The task: Can you give all the records again without altering a single character?
[Begin Data]
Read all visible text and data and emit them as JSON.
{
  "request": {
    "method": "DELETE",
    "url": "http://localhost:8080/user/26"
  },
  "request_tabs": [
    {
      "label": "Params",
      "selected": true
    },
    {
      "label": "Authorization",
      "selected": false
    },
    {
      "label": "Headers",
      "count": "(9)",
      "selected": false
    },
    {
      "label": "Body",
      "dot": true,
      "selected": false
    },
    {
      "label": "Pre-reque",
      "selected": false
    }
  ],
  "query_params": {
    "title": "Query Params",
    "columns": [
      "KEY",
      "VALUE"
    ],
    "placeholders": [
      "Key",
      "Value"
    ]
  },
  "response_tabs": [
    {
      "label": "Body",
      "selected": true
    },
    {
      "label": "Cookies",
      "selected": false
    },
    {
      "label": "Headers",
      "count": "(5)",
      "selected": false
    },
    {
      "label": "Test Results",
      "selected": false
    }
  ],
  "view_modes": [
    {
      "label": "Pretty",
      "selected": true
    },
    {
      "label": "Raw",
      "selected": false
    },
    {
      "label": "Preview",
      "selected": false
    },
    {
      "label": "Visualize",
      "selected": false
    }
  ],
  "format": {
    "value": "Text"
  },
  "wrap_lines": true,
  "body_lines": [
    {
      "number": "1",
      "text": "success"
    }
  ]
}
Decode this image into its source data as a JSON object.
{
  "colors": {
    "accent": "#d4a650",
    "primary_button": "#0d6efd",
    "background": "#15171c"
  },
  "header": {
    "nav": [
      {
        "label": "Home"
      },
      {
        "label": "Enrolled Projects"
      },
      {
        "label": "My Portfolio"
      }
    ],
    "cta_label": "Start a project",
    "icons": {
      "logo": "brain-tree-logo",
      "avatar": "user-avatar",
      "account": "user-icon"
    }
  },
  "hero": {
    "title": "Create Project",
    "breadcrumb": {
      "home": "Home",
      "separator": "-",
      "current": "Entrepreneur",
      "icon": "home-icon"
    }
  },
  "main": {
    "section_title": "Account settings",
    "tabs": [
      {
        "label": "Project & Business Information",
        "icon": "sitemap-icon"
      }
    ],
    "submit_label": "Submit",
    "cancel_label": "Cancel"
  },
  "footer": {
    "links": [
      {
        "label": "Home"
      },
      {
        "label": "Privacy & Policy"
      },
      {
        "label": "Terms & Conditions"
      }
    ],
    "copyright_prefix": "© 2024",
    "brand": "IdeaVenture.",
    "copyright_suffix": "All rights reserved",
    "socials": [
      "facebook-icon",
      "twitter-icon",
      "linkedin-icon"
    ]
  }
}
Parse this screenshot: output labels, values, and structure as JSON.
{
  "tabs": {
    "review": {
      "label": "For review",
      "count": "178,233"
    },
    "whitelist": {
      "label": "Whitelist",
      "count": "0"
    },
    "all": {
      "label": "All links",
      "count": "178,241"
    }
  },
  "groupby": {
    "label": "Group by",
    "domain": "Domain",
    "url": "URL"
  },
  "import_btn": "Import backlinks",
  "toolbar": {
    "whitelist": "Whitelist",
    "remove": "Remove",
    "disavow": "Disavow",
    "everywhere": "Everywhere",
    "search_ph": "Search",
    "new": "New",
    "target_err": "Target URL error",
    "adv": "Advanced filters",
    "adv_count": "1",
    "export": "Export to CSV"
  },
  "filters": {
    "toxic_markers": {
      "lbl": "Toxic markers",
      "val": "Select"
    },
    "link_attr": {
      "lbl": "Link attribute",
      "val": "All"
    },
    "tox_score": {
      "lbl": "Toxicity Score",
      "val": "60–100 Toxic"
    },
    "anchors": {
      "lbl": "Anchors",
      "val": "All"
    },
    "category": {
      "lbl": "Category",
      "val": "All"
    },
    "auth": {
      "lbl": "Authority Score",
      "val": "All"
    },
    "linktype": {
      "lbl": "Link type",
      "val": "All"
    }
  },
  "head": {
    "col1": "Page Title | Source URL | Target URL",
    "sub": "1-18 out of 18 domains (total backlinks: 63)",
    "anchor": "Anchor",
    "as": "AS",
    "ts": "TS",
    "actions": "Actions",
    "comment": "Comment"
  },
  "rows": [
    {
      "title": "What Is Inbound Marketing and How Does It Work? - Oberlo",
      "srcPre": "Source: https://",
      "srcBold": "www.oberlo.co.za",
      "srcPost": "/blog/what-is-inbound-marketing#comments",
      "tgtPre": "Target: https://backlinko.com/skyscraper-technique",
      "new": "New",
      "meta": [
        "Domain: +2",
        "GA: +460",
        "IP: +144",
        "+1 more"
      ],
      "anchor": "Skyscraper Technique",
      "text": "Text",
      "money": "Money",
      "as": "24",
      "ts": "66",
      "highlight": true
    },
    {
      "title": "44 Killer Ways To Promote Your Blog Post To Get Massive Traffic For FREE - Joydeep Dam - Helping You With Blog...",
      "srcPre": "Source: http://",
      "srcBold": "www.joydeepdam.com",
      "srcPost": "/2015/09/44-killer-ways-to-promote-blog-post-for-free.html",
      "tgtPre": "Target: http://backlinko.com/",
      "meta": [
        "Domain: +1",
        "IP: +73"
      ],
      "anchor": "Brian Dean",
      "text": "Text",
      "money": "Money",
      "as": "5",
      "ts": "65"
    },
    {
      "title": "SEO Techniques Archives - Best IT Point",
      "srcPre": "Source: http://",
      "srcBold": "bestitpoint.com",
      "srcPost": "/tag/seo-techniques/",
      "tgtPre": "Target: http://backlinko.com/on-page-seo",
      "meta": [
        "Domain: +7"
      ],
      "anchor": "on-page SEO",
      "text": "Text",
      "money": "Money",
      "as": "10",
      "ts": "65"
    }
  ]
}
[End Data]
Exercise answer:
Read all visible text and data and emit them as JSON.
{
  "request": {
    "method": "DELETE",
    "url": "http://localhost:8080/user/26"
  },
  "request_tabs": [
    {
      "label": "Params",
      "selected": true
    },
    {
      "label": "Authorization",
      "selected": false
    },
    {
      "label": "Headers",
      "count": "(9)",
      "selected": false
    },
    {
      "label": "Body",
      "dot": true,
      "selected": false
    },
    {
      "label": "Pre-reque",
      "selected": false
    }
  ],
  "query_params": {
    "title": "Query Params",
    "columns": [
      "KEY",
      "VALUE"
    ],
    "placeholders": [
      "Key",
      "Value"
    ]
  },
  "response_tabs": [
    {
      "label": "Body",
      "selected": true
    },
    {
      "label": "Cookies",
      "selected": false
    },
    {
      "label": "Headers",
      "count": "(5)",
      "selected": false
    },
    {
      "label": "Test Results",
      "selected": false
    }
  ],
  "view_modes": [
    {
      "label": "Pretty",
      "selected": true
    },
    {
      "label": "Raw",
      "selected": false
    },
    {
      "label": "Preview",
      "selected": false
    },
    {
      "label": "Visualize",
      "selected": false
    }
  ],
  "format": {
    "value": "Text"
  },
  "wrap_lines": true,
  "body_lines": [
    {
      "number": "1",
      "text": "success"
    }
  ]
}
Decode this image into its source data as a JSON object.
{
  "colors": {
    "accent": "#d4a650",
    "primary_button": "#0d6efd",
    "background": "#15171c"
  },
  "header": {
    "nav": [
      {
        "label": "Home"
      },
      {
        "label": "Enrolled Projects"
      },
      {
        "label": "My Portfolio"
      }
    ],
    "cta_label": "Start a project",
    "icons": {
      "logo": "brain-tree-logo",
      "avatar": "user-avatar",
      "account": "user-icon"
    }
  },
  "hero": {
    "title": "Create Project",
    "breadcrumb": {
      "home": "Home",
      "separator": "-",
      "current": "Entrepreneur",
      "icon": "home-icon"
    }
  },
  "main": {
    "section_title": "Account settings",
    "tabs": [
      {
        "label": "Project & Business Information",
        "icon": "sitemap-icon"
      }
    ],
    "submit_label": "Submit",
    "cancel_label": "Cancel"
  },
  "footer": {
    "links": [
      {
        "label": "Home"
      },
      {
        "label": "Privacy & Policy"
      },
      {
        "label": "Terms & Conditions"
      }
    ],
    "copyright_prefix": "© 2024",
    "brand": "IdeaVenture.",
    "copyright_suffix": "All rights reserved",
    "socials": [
      "facebook-icon",
      "twitter-icon",
      "linkedin-icon"
    ]
  }
}
Parse this screenshot: output labels, values, and structure as JSON.
{
  "tabs": {
    "review": {
      "label": "For review",
      "count": "178,233"
    },
    "whitelist": {
      "label": "Whitelist",
      "count": "0"
    },
    "all": {
      "label": "All links",
      "count": "178,241"
    }
  },
  "groupby": {
    "label": "Group by",
    "domain": "Domain",
    "url": "URL"
  },
  "import_btn": "Import backlinks",
  "toolbar": {
    "whitelist": "Whitelist",
    "remove": "Remove",
    "disavow": "Disavow",
    "everywhere": "Everywhere",
    "search_ph": "Search",
    "new": "New",
    "target_err": "Target URL error",
    "adv": "Advanced filters",
    "adv_count": "1",
    "export": "Export to CSV"
  },
  "filters": {
    "toxic_markers": {
      "lbl": "Toxic markers",
      "val": "Select"
    },
    "link_attr": {
      "lbl": "Link attribute",
      "val": "All"
    },
    "tox_score": {
      "lbl": "Toxicity Score",
      "val": "60–100 Toxic"
    },
    "anchors": {
      "lbl": "Anchors",
      "val": "All"
    },
    "category": {
      "lbl": "Category",
      "val": "All"
    },
    "auth": {
      "lbl": "Authority Score",
      "val": "All"
    },
    "linktype": {
      "lbl": "Link type",
      "val": "All"
    }
  },
  "head": {
    "col1": "Page Title | Source URL | Target URL",
    "sub": "1-18 out of 18 domains (total backlinks: 63)",
    "anchor": "Anchor",
    "as": "AS",
    "ts": "TS",
    "actions": "Actions",
    "comment": "Comment"
  },
  "rows": [
    {
      "title": "What Is Inbound Marketing and How Does It Work? - Oberlo",
      "srcPre": "Source: https://",
      "srcBold": "www.oberlo.co.za",
      "srcPost": "/blog/what-is-inbound-marketing#comments",
      "tgtPre": "Target: https://backlinko.com/skyscraper-technique",
      "new": "New",
      "meta": [
        "Domain: +2",
        "GA: +460",
        "IP: +144",
        "+1 more"
      ],
      "anchor": "Skyscraper Technique",
      "text": "Text",
      "money": "Money",
      "as": "24",
      "ts": "66",
      "highlight": true
    },
    {
      "title": "44 Killer Ways To Promote Your Blog Post To Get Massive Traffic For FREE - Joydeep Dam - Helping You With Blog...",
      "srcPre": "Source: http://",
      "srcBold": "www.joydeepdam.com",
      "srcPost": "/2015/09/44-killer-ways-to-promote-blog-post-for-free.html",
      "tgtPre": "Target: http://backlinko.com/",
      "meta": [
        "Domain: +1",
        "IP: +73"
      ],
      "anchor": "Brian Dean",
      "text": "Text",
      "money": "Money",
      "as": "5",
      "ts": "65"
    },
    {
      "title": "SEO Techniques Archives - Best IT Point",
      "srcPre": "Source: http://",
      "srcBold": "bestitpoint.com",
      "srcPost": "/tag/seo-techniques/",
      "tgtPre": "Target: http://backlinko.com/on-page-seo",
      "meta": [
        "Domain: +7"
      ],
      "anchor": "on-page SEO",
      "text": "Text",
      "money": "Money",
      "as": "10",
      "ts": "65"
    }
  ]
}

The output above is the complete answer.